(Extracted records)
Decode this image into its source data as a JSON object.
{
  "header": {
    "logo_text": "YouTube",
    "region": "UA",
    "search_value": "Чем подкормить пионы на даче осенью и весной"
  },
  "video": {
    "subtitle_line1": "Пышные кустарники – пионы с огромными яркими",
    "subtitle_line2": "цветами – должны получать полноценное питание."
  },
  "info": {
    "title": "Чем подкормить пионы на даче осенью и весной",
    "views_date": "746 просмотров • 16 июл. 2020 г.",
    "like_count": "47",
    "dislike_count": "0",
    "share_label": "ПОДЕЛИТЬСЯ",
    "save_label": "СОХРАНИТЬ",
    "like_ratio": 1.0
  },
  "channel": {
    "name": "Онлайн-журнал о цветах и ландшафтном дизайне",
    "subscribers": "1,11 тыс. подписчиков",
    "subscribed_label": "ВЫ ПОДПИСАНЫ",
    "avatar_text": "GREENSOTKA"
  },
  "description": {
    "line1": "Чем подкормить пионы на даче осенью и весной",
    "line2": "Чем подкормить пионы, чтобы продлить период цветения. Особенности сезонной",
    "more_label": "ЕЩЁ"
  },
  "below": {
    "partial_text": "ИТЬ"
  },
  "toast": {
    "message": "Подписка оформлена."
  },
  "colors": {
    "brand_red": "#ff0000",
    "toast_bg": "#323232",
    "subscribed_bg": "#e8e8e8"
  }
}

_REQUIRED TASK:_ Extract each line from the listing above, please, and repeat it exactly.

_THE RESULT:_
Decode this image into its source data as a JSON object.
{
  "header": {
    "logo_text": "YouTube",
    "region": "UA",
    "search_value": "Чем подкормить пионы на даче осенью и весной"
  },
  "video": {
    "subtitle_line1": "Пышные кустарники – пионы с огромными яркими",
    "subtitle_line2": "цветами – должны получать полноценное питание."
  },
  "info": {
    "title": "Чем подкормить пионы на даче осенью и весной",
    "views_date": "746 просмотров • 16 июл. 2020 г.",
    "like_count": "47",
    "dislike_count": "0",
    "share_label": "ПОДЕЛИТЬСЯ",
    "save_label": "СОХРАНИТЬ",
    "like_ratio": 1.0
  },
  "channel": {
    "name": "Онлайн-журнал о цветах и ландшафтном дизайне",
    "subscribers": "1,11 тыс. подписчиков",
    "subscribed_label": "ВЫ ПОДПИСАНЫ",
    "avatar_text": "GREENSOTKA"
  },
  "description": {
    "line1": "Чем подкормить пионы на даче осенью и весной",
    "line2": "Чем подкормить пионы, чтобы продлить период цветения. Особенности сезонной",
    "more_label": "ЕЩЁ"
  },
  "below": {
    "partial_text": "ИТЬ"
  },
  "toast": {
    "message": "Подписка оформлена."
  },
  "colors": {
    "brand_red": "#ff0000",
    "toast_bg": "#323232",
    "subscribed_bg": "#e8e8e8"
  }
}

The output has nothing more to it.